GIVEN PROBLEM — Without the pictures, set down every line of the data exactly.

DATASET RECORDS —
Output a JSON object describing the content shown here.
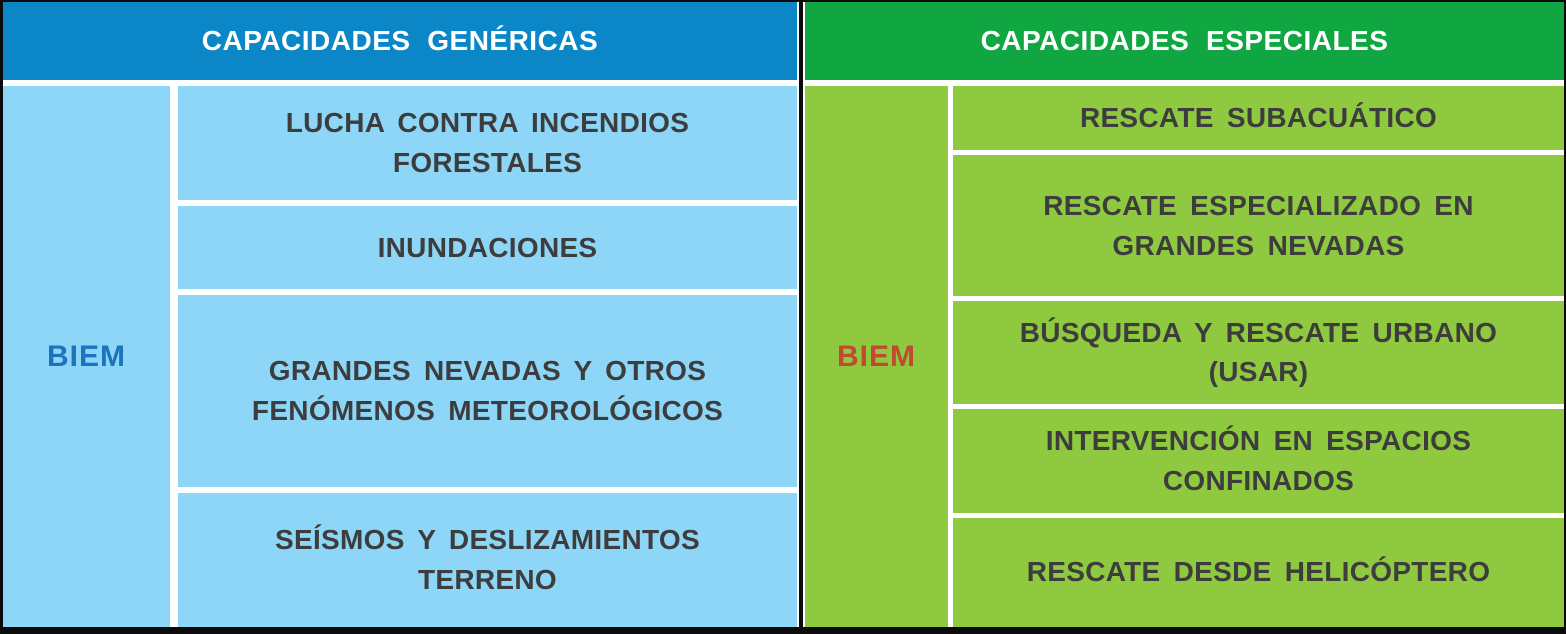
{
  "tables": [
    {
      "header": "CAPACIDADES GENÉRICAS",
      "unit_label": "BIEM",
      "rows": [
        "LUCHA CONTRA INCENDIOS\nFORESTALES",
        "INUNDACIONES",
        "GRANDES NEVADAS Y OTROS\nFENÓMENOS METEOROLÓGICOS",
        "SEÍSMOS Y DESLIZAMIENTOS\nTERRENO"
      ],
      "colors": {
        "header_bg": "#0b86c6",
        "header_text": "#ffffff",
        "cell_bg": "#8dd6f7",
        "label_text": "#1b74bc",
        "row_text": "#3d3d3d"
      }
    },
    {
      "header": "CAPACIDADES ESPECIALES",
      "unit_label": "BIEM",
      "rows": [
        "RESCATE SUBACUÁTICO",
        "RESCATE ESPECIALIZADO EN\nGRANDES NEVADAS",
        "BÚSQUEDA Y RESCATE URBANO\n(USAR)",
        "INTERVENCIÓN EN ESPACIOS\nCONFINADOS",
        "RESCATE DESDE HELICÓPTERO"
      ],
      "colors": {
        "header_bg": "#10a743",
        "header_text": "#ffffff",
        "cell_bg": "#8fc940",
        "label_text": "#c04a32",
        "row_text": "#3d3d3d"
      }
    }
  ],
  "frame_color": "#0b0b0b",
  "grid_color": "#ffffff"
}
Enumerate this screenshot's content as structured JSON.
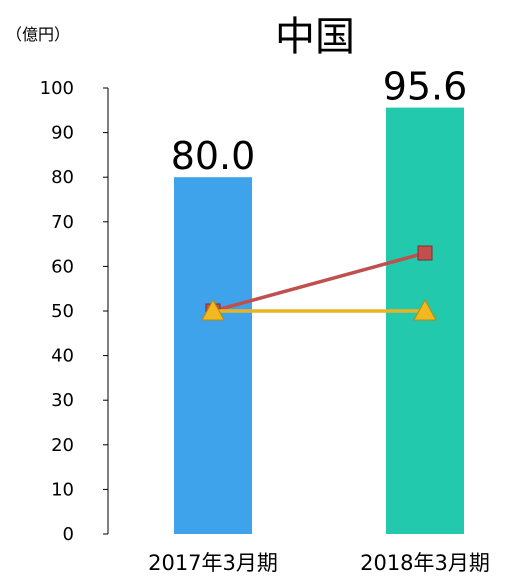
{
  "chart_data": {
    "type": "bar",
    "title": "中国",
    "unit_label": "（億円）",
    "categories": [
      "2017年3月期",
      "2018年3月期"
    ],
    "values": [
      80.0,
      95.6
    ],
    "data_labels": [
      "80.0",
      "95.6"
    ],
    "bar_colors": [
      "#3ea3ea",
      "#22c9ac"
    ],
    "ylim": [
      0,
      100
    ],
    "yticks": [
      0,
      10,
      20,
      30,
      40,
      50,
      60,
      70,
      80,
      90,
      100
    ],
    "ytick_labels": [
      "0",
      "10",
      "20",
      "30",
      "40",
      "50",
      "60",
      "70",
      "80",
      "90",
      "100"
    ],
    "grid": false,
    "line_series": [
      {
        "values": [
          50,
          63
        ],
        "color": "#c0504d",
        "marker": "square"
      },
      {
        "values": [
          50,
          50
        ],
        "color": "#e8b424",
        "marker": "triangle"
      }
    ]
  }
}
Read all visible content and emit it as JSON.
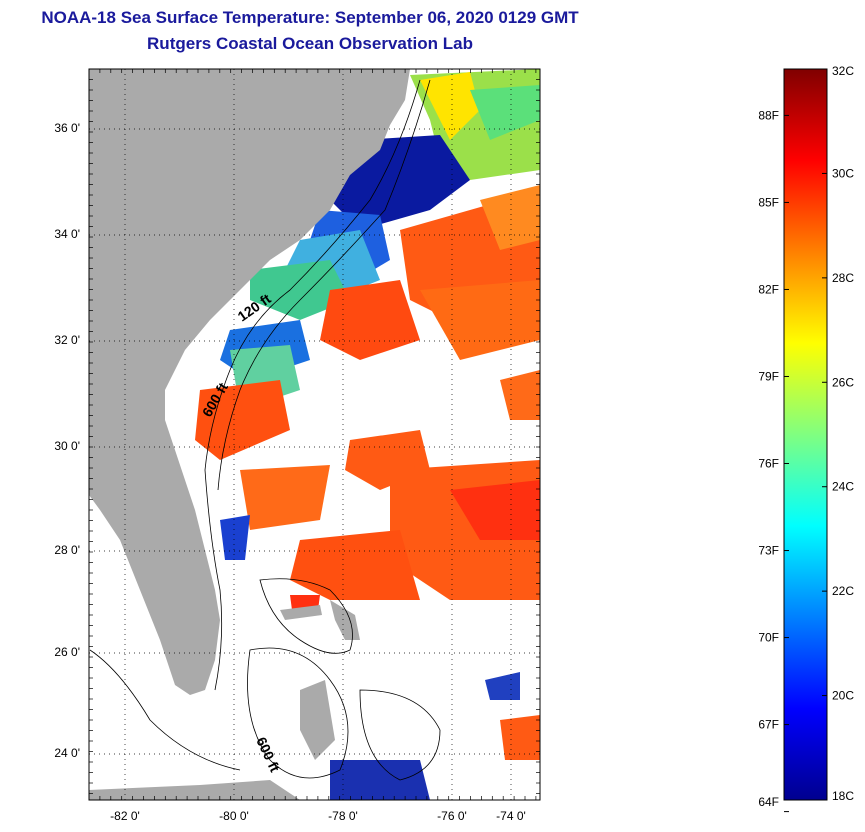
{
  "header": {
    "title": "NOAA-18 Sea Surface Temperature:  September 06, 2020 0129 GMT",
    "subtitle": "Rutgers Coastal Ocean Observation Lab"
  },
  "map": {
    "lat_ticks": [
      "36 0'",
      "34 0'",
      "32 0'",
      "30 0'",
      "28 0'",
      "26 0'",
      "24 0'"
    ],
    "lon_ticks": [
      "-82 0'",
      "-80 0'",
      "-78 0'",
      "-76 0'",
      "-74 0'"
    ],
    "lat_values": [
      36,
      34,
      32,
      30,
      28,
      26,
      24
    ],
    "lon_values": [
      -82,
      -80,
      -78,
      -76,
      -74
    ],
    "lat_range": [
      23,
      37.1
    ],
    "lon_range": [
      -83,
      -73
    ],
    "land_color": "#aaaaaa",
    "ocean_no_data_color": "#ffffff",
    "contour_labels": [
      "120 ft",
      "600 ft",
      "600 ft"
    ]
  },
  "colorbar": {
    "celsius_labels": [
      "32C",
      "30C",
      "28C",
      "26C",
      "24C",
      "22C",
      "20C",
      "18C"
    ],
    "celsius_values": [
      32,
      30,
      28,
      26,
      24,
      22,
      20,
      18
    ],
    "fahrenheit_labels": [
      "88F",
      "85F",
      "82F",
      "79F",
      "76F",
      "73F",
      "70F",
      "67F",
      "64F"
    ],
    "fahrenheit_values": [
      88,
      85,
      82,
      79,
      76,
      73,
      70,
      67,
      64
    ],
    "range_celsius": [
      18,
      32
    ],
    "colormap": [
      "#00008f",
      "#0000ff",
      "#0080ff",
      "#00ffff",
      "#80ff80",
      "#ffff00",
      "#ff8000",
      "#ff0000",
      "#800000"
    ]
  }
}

ANSWER BELOW —
Output a JSON object describing the content shown here.
{
  "tables": [
    {
      "header": "CAPACIDADES GENÉRICAS",
      "unit_label": "BIEM",
      "rows": [
        "LUCHA CONTRA INCENDIOS\nFORESTALES",
        "INUNDACIONES",
        "GRANDES NEVADAS Y OTROS\nFENÓMENOS METEOROLÓGICOS",
        "SEÍSMOS Y DESLIZAMIENTOS\nTERRENO"
      ],
      "colors": {
        "header_bg": "#0b86c6",
        "header_text": "#ffffff",
        "cell_bg": "#8dd6f7",
        "label_text": "#1b74bc",
        "row_text": "#3d3d3d"
      }
    },
    {
      "header": "CAPACIDADES ESPECIALES",
      "unit_label": "BIEM",
      "rows": [
        "RESCATE SUBACUÁTICO",
        "RESCATE ESPECIALIZADO EN\nGRANDES NEVADAS",
        "BÚSQUEDA Y RESCATE URBANO\n(USAR)",
        "INTERVENCIÓN EN ESPACIOS\nCONFINADOS",
        "RESCATE DESDE HELICÓPTERO"
      ],
      "colors": {
        "header_bg": "#10a743",
        "header_text": "#ffffff",
        "cell_bg": "#8fc940",
        "label_text": "#c04a32",
        "row_text": "#3d3d3d"
      }
    }
  ],
  "frame_color": "#0b0b0b",
  "grid_color": "#ffffff"
}
Enumerate this screenshot's content as structured JSON.
{
  "chart_data": {
    "type": "bar",
    "title": "中国",
    "unit_label": "（億円）",
    "categories": [
      "2017年3月期",
      "2018年3月期"
    ],
    "values": [
      80.0,
      95.6
    ],
    "data_labels": [
      "80.0",
      "95.6"
    ],
    "bar_colors": [
      "#3ea3ea",
      "#22c9ac"
    ],
    "ylim": [
      0,
      100
    ],
    "yticks": [
      0,
      10,
      20,
      30,
      40,
      50,
      60,
      70,
      80,
      90,
      100
    ],
    "ytick_labels": [
      "0",
      "10",
      "20",
      "30",
      "40",
      "50",
      "60",
      "70",
      "80",
      "90",
      "100"
    ],
    "grid": false,
    "line_series": [
      {
        "values": [
          50,
          63
        ],
        "color": "#c0504d",
        "marker": "square"
      },
      {
        "values": [
          50,
          50
        ],
        "color": "#e8b424",
        "marker": "triangle"
      }
    ]
  }
}
Read all visible content and emit it as JSON.
{
  "header": {
    "title": "NOAA-18 Sea Surface Temperature:  September 06, 2020 0129 GMT",
    "subtitle": "Rutgers Coastal Ocean Observation Lab"
  },
  "map": {
    "lat_ticks": [
      "36 0'",
      "34 0'",
      "32 0'",
      "30 0'",
      "28 0'",
      "26 0'",
      "24 0'"
    ],
    "lon_ticks": [
      "-82 0'",
      "-80 0'",
      "-78 0'",
      "-76 0'",
      "-74 0'"
    ],
    "lat_values": [
      36,
      34,
      32,
      30,
      28,
      26,
      24
    ],
    "lon_values": [
      -82,
      -80,
      -78,
      -76,
      -74
    ],
    "lat_range": [
      23,
      37.1
    ],
    "lon_range": [
      -83,
      -73
    ],
    "land_color": "#aaaaaa",
    "ocean_no_data_color": "#ffffff",
    "contour_labels": [
      "120 ft",
      "600 ft",
      "600 ft"
    ]
  },
  "colorbar": {
    "celsius_labels": [
      "32C",
      "30C",
      "28C",
      "26C",
      "24C",
      "22C",
      "20C",
      "18C"
    ],
    "celsius_values": [
      32,
      30,
      28,
      26,
      24,
      22,
      20,
      18
    ],
    "fahrenheit_labels": [
      "88F",
      "85F",
      "82F",
      "79F",
      "76F",
      "73F",
      "70F",
      "67F",
      "64F"
    ],
    "fahrenheit_values": [
      88,
      85,
      82,
      79,
      76,
      73,
      70,
      67,
      64
    ],
    "range_celsius": [
      18,
      32
    ],
    "colormap": [
      "#00008f",
      "#0000ff",
      "#0080ff",
      "#00ffff",
      "#80ff80",
      "#ffff00",
      "#ff8000",
      "#ff0000",
      "#800000"
    ]
  }
}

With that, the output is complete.